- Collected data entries
---------------

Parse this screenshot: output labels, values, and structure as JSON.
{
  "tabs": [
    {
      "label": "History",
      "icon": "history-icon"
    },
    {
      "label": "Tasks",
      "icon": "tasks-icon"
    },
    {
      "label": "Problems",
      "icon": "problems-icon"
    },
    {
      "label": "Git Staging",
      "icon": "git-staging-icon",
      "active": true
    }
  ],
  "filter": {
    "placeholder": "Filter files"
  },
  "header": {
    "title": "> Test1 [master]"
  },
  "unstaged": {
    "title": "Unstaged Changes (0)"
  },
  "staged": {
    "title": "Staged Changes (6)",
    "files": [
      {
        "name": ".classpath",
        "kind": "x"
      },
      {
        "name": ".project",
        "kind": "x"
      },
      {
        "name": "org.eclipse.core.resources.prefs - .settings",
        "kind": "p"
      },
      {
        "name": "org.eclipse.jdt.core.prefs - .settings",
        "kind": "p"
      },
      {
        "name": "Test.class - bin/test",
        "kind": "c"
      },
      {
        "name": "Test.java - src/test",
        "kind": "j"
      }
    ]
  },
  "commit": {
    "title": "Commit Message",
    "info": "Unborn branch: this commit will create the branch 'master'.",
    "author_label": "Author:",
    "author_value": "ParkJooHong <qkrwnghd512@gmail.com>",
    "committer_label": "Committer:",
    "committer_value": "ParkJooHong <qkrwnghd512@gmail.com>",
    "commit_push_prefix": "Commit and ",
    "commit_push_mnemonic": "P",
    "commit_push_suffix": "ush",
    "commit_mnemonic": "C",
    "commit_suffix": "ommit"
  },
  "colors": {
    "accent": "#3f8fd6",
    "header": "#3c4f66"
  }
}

---------------

- TASK REQUIREMENTS
Output the entries verbatim.

- TASK RESULT
Parse this screenshot: output labels, values, and structure as JSON.
{
  "tabs": [
    {
      "label": "History",
      "icon": "history-icon"
    },
    {
      "label": "Tasks",
      "icon": "tasks-icon"
    },
    {
      "label": "Problems",
      "icon": "problems-icon"
    },
    {
      "label": "Git Staging",
      "icon": "git-staging-icon",
      "active": true
    }
  ],
  "filter": {
    "placeholder": "Filter files"
  },
  "header": {
    "title": "> Test1 [master]"
  },
  "unstaged": {
    "title": "Unstaged Changes (0)"
  },
  "staged": {
    "title": "Staged Changes (6)",
    "files": [
      {
        "name": ".classpath",
        "kind": "x"
      },
      {
        "name": ".project",
        "kind": "x"
      },
      {
        "name": "org.eclipse.core.resources.prefs - .settings",
        "kind": "p"
      },
      {
        "name": "org.eclipse.jdt.core.prefs - .settings",
        "kind": "p"
      },
      {
        "name": "Test.class - bin/test",
        "kind": "c"
      },
      {
        "name": "Test.java - src/test",
        "kind": "j"
      }
    ]
  },
  "commit": {
    "title": "Commit Message",
    "info": "Unborn branch: this commit will create the branch 'master'.",
    "author_label": "Author:",
    "author_value": "ParkJooHong <qkrwnghd512@gmail.com>",
    "committer_label": "Committer:",
    "committer_value": "ParkJooHong <qkrwnghd512@gmail.com>",
    "commit_push_prefix": "Commit and ",
    "commit_push_mnemonic": "P",
    "commit_push_suffix": "ush",
    "commit_mnemonic": "C",
    "commit_suffix": "ommit"
  },
  "colors": {
    "accent": "#3f8fd6",
    "header": "#3c4f66"
  }
}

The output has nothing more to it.